Written instruction:
Extract and list every line that contains the word "this".

Records for the exercise:
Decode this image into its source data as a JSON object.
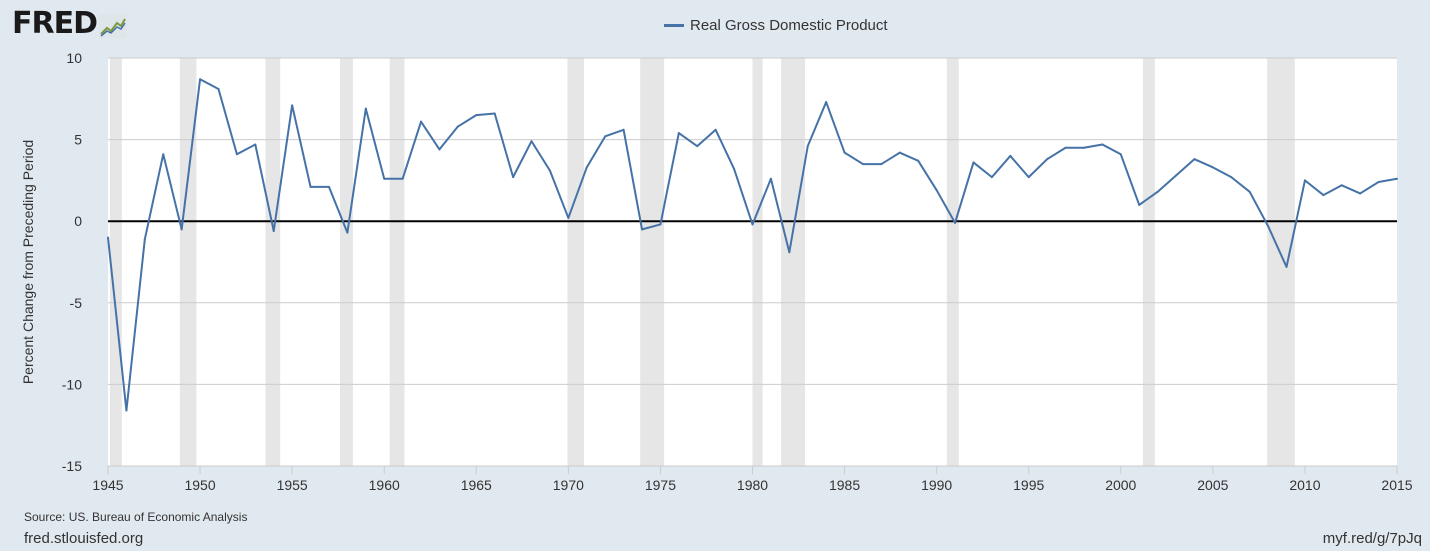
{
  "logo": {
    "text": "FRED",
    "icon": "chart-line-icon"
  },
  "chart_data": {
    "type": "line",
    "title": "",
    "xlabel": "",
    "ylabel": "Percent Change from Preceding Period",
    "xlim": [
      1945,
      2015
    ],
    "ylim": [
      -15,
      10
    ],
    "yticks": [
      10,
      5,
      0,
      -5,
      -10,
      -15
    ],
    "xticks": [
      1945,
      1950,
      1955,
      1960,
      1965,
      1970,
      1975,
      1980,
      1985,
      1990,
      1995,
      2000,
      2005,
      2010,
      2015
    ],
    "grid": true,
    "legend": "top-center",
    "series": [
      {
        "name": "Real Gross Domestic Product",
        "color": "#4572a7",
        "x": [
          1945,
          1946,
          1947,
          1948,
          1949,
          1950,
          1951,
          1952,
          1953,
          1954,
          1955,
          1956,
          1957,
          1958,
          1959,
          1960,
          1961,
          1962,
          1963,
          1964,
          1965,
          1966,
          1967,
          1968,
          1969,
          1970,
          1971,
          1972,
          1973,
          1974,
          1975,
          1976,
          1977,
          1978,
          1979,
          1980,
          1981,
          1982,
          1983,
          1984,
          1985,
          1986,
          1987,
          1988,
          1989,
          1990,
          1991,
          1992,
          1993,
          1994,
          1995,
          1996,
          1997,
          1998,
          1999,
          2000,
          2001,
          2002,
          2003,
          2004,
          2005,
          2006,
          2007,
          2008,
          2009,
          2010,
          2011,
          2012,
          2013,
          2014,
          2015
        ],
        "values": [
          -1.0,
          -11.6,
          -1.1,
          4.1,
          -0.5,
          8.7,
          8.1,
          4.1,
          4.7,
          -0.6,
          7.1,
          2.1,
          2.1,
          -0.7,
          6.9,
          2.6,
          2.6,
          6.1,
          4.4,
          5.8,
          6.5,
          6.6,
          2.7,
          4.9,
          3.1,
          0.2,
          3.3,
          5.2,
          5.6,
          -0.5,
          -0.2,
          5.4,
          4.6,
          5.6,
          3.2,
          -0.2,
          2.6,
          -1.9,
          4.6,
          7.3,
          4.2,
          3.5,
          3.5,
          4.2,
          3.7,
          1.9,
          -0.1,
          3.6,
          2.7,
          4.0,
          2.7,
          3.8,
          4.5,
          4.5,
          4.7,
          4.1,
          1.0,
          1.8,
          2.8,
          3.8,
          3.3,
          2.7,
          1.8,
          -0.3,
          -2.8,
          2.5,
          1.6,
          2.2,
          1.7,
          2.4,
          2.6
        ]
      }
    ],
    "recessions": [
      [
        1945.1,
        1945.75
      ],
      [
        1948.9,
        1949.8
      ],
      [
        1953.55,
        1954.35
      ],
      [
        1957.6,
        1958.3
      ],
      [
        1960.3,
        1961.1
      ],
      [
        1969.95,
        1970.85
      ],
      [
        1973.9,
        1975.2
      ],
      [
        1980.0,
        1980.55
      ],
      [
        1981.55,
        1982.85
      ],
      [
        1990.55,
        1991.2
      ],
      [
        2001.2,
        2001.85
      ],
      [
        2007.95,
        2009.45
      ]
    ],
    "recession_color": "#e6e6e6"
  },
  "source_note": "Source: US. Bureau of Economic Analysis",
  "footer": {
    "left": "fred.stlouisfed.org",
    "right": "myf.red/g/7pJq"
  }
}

--

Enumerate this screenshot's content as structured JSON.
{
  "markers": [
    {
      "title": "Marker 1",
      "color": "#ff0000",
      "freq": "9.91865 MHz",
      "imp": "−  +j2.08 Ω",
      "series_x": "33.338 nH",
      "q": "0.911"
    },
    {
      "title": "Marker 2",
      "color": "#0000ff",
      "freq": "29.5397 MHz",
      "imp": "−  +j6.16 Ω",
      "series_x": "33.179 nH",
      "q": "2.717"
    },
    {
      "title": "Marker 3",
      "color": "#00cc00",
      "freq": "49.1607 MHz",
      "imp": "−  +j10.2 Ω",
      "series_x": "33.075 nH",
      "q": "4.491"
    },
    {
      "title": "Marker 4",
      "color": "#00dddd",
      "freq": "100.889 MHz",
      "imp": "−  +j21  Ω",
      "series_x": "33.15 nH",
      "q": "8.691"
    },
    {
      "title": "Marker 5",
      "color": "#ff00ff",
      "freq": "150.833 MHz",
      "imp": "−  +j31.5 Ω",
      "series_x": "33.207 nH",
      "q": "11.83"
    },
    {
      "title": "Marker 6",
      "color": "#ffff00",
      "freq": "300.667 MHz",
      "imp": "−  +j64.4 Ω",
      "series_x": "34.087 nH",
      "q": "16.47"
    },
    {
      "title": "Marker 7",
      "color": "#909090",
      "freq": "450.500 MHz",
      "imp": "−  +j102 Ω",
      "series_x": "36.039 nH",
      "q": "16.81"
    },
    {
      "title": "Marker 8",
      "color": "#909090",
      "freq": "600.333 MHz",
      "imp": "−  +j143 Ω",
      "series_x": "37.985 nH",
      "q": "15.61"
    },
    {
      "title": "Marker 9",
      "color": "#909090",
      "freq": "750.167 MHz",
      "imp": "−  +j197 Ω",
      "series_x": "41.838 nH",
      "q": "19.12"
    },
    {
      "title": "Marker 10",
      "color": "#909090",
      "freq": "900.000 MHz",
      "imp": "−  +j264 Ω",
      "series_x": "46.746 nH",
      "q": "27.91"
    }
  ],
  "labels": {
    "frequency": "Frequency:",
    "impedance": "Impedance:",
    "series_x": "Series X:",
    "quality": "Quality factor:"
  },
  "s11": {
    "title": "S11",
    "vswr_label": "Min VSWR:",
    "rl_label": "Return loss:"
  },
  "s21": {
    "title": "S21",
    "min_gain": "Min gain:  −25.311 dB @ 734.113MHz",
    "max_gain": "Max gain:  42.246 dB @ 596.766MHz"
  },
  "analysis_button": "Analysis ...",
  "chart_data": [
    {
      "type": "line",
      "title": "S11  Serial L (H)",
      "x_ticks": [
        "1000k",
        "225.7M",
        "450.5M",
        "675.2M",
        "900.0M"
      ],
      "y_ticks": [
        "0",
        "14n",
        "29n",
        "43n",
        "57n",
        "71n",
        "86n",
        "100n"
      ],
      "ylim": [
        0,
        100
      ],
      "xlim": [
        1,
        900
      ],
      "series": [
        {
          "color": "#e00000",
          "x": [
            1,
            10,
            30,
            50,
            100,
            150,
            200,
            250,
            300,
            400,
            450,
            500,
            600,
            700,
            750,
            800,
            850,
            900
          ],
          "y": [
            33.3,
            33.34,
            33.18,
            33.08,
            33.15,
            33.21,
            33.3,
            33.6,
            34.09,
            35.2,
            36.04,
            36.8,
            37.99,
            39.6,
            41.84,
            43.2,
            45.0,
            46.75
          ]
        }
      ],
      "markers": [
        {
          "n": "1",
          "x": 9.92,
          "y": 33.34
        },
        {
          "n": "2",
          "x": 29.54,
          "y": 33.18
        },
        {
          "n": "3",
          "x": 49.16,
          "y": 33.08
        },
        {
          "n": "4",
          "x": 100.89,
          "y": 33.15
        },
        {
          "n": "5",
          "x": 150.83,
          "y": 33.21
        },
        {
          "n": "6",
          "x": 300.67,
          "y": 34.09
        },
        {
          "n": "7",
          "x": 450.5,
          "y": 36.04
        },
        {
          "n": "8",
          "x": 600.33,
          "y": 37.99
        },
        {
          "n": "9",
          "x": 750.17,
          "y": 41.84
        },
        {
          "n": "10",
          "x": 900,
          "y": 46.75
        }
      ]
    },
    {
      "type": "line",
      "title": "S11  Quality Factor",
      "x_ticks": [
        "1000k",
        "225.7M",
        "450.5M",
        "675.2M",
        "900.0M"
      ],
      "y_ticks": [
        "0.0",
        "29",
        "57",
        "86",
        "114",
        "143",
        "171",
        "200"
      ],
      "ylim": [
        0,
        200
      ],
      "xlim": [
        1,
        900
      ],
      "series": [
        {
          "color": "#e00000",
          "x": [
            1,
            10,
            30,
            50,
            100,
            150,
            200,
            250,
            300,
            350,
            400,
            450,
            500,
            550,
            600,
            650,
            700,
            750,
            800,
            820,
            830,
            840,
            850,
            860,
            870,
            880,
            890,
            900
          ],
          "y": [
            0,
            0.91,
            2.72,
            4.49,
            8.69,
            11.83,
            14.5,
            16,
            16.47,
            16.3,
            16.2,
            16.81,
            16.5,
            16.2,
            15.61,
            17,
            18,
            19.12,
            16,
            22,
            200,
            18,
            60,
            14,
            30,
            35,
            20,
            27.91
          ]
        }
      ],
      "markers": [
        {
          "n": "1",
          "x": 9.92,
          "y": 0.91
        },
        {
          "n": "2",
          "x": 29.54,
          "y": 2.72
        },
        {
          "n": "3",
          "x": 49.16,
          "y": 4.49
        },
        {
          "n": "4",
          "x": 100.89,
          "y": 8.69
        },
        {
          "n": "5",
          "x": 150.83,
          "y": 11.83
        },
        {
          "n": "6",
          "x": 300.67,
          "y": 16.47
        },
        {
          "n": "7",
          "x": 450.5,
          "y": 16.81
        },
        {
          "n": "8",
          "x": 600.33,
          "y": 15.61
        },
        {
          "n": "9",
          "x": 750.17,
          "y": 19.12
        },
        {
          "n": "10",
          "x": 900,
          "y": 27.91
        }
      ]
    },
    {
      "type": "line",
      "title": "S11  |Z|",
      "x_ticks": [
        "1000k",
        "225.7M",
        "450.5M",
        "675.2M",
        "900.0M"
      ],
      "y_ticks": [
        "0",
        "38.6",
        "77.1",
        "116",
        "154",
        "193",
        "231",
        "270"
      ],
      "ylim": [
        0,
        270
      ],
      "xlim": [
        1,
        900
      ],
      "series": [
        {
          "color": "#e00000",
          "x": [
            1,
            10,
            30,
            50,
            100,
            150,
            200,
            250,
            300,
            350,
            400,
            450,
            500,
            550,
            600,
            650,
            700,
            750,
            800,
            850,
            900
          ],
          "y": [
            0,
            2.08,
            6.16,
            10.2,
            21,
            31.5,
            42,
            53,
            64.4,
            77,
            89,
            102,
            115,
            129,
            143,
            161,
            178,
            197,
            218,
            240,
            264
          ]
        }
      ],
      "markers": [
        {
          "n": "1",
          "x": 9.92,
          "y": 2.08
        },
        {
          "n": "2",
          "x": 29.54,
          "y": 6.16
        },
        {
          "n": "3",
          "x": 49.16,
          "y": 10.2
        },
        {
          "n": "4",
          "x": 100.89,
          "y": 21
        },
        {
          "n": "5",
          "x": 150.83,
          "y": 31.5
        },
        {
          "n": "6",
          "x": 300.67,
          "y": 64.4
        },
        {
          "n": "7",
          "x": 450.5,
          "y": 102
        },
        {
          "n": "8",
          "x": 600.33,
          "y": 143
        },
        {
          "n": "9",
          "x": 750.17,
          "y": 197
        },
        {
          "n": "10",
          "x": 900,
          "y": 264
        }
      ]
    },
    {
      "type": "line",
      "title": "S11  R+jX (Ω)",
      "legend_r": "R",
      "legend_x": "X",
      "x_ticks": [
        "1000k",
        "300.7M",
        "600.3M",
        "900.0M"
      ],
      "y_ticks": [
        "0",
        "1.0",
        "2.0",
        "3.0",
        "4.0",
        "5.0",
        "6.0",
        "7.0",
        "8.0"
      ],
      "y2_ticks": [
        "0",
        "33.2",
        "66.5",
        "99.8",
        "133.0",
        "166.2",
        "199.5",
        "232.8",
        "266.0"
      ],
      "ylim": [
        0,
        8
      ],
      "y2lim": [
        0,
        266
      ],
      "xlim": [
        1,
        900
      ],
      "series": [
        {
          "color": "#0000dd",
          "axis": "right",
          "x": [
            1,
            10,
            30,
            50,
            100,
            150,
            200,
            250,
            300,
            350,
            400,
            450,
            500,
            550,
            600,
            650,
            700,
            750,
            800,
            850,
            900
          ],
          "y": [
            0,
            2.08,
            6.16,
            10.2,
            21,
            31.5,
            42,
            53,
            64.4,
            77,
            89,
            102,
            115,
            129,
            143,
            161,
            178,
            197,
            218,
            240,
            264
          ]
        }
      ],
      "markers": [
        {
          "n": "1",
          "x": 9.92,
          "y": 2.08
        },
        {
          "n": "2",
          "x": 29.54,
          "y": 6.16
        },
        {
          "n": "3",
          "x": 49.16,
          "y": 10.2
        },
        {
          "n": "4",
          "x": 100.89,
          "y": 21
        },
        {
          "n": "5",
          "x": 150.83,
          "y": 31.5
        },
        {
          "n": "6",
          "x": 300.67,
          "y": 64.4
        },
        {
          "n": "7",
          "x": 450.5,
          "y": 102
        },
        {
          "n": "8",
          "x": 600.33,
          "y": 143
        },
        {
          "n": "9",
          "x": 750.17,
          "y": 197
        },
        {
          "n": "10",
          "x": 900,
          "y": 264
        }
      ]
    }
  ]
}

Solution to the exercise:
Decode this image into its source data as a JSON object.
Enumerate this screenshot's content as structured JSON.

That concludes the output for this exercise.